[Begin MATERIAL TO PROCESS]

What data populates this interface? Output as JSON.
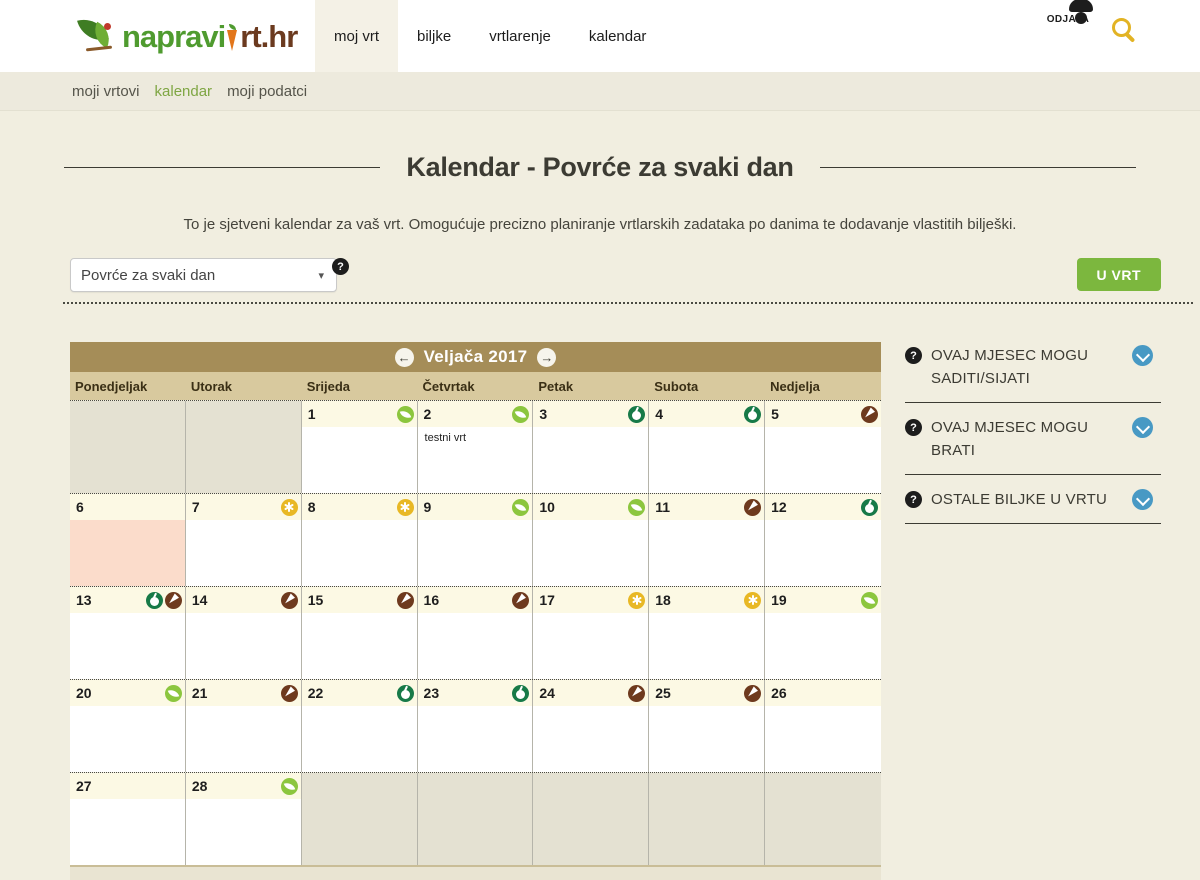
{
  "icons": {
    "prev_arrow": "←",
    "next_arrow": "→",
    "caret": "▾",
    "help": "?"
  },
  "colors": {
    "accent_green": "#7cb73e",
    "breadcrumb_active": "#7fa643",
    "month_bar": "#a58d58",
    "chevron_blue": "#4899c4",
    "icon_leaf": "#8cc63e",
    "icon_fruit": "#177a48",
    "icon_root": "#6e3a1e",
    "icon_flower": "#e8b825",
    "highlight_pink": "#fbdccb"
  },
  "header": {
    "logo": {
      "text_main": "napravi",
      "text_accent": "rt.hr"
    },
    "nav": [
      {
        "label": "moj vrt",
        "active": true
      },
      {
        "label": "biljke",
        "active": false
      },
      {
        "label": "vrtlarenje",
        "active": false
      },
      {
        "label": "kalendar",
        "active": false
      }
    ],
    "logout_label": "ODJAVA"
  },
  "breadcrumb": {
    "items": [
      {
        "label": "moji vrtovi",
        "active": false
      },
      {
        "label": "kalendar",
        "active": true
      },
      {
        "label": "moji podatci",
        "active": false
      }
    ]
  },
  "page": {
    "title": "Kalendar - Povrće za svaki dan",
    "description": "To je sjetveni kalendar za vaš vrt. Omogućuje precizno planiranje vrtlarskih zadataka po danima te dodavanje vlastitih bilješki.",
    "filter_selected": "Povrće za svaki dan",
    "action_button": "U VRT"
  },
  "calendar": {
    "month_title": "Veljača 2017",
    "day_headers": [
      "Ponedjeljak",
      "Utorak",
      "Srijeda",
      "Četvrtak",
      "Petak",
      "Subota",
      "Nedjelja"
    ],
    "weeks": [
      [
        {
          "empty": true
        },
        {
          "empty": true
        },
        {
          "day": 1,
          "icons": [
            "leaf"
          ]
        },
        {
          "day": 2,
          "icons": [
            "leaf"
          ],
          "note": "testni vrt"
        },
        {
          "day": 3,
          "icons": [
            "fruit"
          ]
        },
        {
          "day": 4,
          "icons": [
            "fruit"
          ]
        },
        {
          "day": 5,
          "icons": [
            "root"
          ]
        }
      ],
      [
        {
          "day": 6,
          "icons": [],
          "highlight": true
        },
        {
          "day": 7,
          "icons": [
            "flower"
          ]
        },
        {
          "day": 8,
          "icons": [
            "flower"
          ]
        },
        {
          "day": 9,
          "icons": [
            "leaf"
          ]
        },
        {
          "day": 10,
          "icons": [
            "leaf"
          ]
        },
        {
          "day": 11,
          "icons": [
            "root"
          ]
        },
        {
          "day": 12,
          "icons": [
            "fruit"
          ]
        }
      ],
      [
        {
          "day": 13,
          "icons": [
            "fruit",
            "root"
          ]
        },
        {
          "day": 14,
          "icons": [
            "root"
          ]
        },
        {
          "day": 15,
          "icons": [
            "root"
          ]
        },
        {
          "day": 16,
          "icons": [
            "root"
          ]
        },
        {
          "day": 17,
          "icons": [
            "flower"
          ]
        },
        {
          "day": 18,
          "icons": [
            "flower"
          ]
        },
        {
          "day": 19,
          "icons": [
            "leaf"
          ]
        }
      ],
      [
        {
          "day": 20,
          "icons": [
            "leaf"
          ]
        },
        {
          "day": 21,
          "icons": [
            "root"
          ]
        },
        {
          "day": 22,
          "icons": [
            "fruit"
          ]
        },
        {
          "day": 23,
          "icons": [
            "fruit"
          ]
        },
        {
          "day": 24,
          "icons": [
            "root"
          ]
        },
        {
          "day": 25,
          "icons": [
            "root"
          ]
        },
        {
          "day": 26,
          "icons": []
        }
      ],
      [
        {
          "day": 27,
          "icons": []
        },
        {
          "day": 28,
          "icons": [
            "leaf"
          ]
        },
        {
          "empty": true
        },
        {
          "empty": true
        },
        {
          "empty": true
        },
        {
          "empty": true
        },
        {
          "empty": true
        }
      ]
    ]
  },
  "sidebar": {
    "items": [
      {
        "label": "OVAJ MJESEC MOGU SADITI/SIJATI"
      },
      {
        "label": "OVAJ MJESEC MOGU BRATI"
      },
      {
        "label": "OSTALE BILJKE U VRTU"
      }
    ]
  }
}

[End MATERIAL TO PROCESS]

**GIVEN TASK**. Repeat the records in full, exactly as they appear, without the pictures.

**OUTPUT BELOW**.
What data populates this interface? Output as JSON.
{
  "icons": {
    "prev_arrow": "←",
    "next_arrow": "→",
    "caret": "▾",
    "help": "?"
  },
  "colors": {
    "accent_green": "#7cb73e",
    "breadcrumb_active": "#7fa643",
    "month_bar": "#a58d58",
    "chevron_blue": "#4899c4",
    "icon_leaf": "#8cc63e",
    "icon_fruit": "#177a48",
    "icon_root": "#6e3a1e",
    "icon_flower": "#e8b825",
    "highlight_pink": "#fbdccb"
  },
  "header": {
    "logo": {
      "text_main": "napravi",
      "text_accent": "rt.hr"
    },
    "nav": [
      {
        "label": "moj vrt",
        "active": true
      },
      {
        "label": "biljke",
        "active": false
      },
      {
        "label": "vrtlarenje",
        "active": false
      },
      {
        "label": "kalendar",
        "active": false
      }
    ],
    "logout_label": "ODJAVA"
  },
  "breadcrumb": {
    "items": [
      {
        "label": "moji vrtovi",
        "active": false
      },
      {
        "label": "kalendar",
        "active": true
      },
      {
        "label": "moji podatci",
        "active": false
      }
    ]
  },
  "page": {
    "title": "Kalendar - Povrće za svaki dan",
    "description": "To je sjetveni kalendar za vaš vrt. Omogućuje precizno planiranje vrtlarskih zadataka po danima te dodavanje vlastitih bilješki.",
    "filter_selected": "Povrće za svaki dan",
    "action_button": "U VRT"
  },
  "calendar": {
    "month_title": "Veljača 2017",
    "day_headers": [
      "Ponedjeljak",
      "Utorak",
      "Srijeda",
      "Četvrtak",
      "Petak",
      "Subota",
      "Nedjelja"
    ],
    "weeks": [
      [
        {
          "empty": true
        },
        {
          "empty": true
        },
        {
          "day": 1,
          "icons": [
            "leaf"
          ]
        },
        {
          "day": 2,
          "icons": [
            "leaf"
          ],
          "note": "testni vrt"
        },
        {
          "day": 3,
          "icons": [
            "fruit"
          ]
        },
        {
          "day": 4,
          "icons": [
            "fruit"
          ]
        },
        {
          "day": 5,
          "icons": [
            "root"
          ]
        }
      ],
      [
        {
          "day": 6,
          "icons": [],
          "highlight": true
        },
        {
          "day": 7,
          "icons": [
            "flower"
          ]
        },
        {
          "day": 8,
          "icons": [
            "flower"
          ]
        },
        {
          "day": 9,
          "icons": [
            "leaf"
          ]
        },
        {
          "day": 10,
          "icons": [
            "leaf"
          ]
        },
        {
          "day": 11,
          "icons": [
            "root"
          ]
        },
        {
          "day": 12,
          "icons": [
            "fruit"
          ]
        }
      ],
      [
        {
          "day": 13,
          "icons": [
            "fruit",
            "root"
          ]
        },
        {
          "day": 14,
          "icons": [
            "root"
          ]
        },
        {
          "day": 15,
          "icons": [
            "root"
          ]
        },
        {
          "day": 16,
          "icons": [
            "root"
          ]
        },
        {
          "day": 17,
          "icons": [
            "flower"
          ]
        },
        {
          "day": 18,
          "icons": [
            "flower"
          ]
        },
        {
          "day": 19,
          "icons": [
            "leaf"
          ]
        }
      ],
      [
        {
          "day": 20,
          "icons": [
            "leaf"
          ]
        },
        {
          "day": 21,
          "icons": [
            "root"
          ]
        },
        {
          "day": 22,
          "icons": [
            "fruit"
          ]
        },
        {
          "day": 23,
          "icons": [
            "fruit"
          ]
        },
        {
          "day": 24,
          "icons": [
            "root"
          ]
        },
        {
          "day": 25,
          "icons": [
            "root"
          ]
        },
        {
          "day": 26,
          "icons": []
        }
      ],
      [
        {
          "day": 27,
          "icons": []
        },
        {
          "day": 28,
          "icons": [
            "leaf"
          ]
        },
        {
          "empty": true
        },
        {
          "empty": true
        },
        {
          "empty": true
        },
        {
          "empty": true
        },
        {
          "empty": true
        }
      ]
    ]
  },
  "sidebar": {
    "items": [
      {
        "label": "OVAJ MJESEC MOGU SADITI/SIJATI"
      },
      {
        "label": "OVAJ MJESEC MOGU BRATI"
      },
      {
        "label": "OSTALE BILJKE U VRTU"
      }
    ]
  }
}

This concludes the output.